Provided information:
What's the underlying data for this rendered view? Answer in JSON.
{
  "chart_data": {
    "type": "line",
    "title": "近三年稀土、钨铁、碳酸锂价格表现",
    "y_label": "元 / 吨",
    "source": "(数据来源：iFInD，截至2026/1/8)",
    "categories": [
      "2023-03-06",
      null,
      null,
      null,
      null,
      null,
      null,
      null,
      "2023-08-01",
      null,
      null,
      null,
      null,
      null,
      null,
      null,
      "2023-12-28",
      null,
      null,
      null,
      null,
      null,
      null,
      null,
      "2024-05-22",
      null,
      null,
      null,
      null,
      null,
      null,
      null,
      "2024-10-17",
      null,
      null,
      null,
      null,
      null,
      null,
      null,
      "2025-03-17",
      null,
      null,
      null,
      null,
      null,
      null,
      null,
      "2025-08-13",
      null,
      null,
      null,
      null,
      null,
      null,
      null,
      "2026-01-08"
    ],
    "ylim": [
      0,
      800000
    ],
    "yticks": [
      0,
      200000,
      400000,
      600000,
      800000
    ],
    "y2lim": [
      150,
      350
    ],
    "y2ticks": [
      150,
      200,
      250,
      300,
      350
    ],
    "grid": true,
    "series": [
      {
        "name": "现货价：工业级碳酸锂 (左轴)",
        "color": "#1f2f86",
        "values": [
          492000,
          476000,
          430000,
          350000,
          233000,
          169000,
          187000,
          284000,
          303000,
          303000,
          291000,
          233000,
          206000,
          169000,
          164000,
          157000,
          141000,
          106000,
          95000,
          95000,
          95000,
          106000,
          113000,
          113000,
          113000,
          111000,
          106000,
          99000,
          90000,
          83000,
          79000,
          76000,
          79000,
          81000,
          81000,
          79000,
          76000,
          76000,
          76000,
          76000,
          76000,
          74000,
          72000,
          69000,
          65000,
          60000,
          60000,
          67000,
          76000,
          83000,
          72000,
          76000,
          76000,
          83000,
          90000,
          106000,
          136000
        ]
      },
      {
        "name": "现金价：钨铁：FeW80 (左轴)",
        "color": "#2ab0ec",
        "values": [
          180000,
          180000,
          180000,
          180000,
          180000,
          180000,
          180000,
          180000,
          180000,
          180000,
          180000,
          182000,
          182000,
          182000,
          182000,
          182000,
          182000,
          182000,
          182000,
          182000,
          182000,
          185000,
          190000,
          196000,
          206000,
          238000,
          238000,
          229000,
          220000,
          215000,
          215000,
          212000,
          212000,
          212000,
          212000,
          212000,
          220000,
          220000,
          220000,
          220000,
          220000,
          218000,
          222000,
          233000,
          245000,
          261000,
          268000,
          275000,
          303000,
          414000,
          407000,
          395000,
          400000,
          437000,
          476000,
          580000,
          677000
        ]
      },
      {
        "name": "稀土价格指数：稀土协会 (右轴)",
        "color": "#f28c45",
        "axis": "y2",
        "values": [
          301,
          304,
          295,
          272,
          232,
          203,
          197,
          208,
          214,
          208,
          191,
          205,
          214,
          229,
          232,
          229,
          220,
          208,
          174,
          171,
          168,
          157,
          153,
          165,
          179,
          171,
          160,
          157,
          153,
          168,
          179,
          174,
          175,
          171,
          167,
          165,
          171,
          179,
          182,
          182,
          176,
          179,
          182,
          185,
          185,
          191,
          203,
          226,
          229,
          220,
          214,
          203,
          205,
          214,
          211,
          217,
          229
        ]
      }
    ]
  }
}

What the task asks: Which lines hold the word "color"? Return all of them from the records above.

Result for this task:
        "color": "#1f2f86",
        "color": "#2ab0ec",
        "color": "#f28c45",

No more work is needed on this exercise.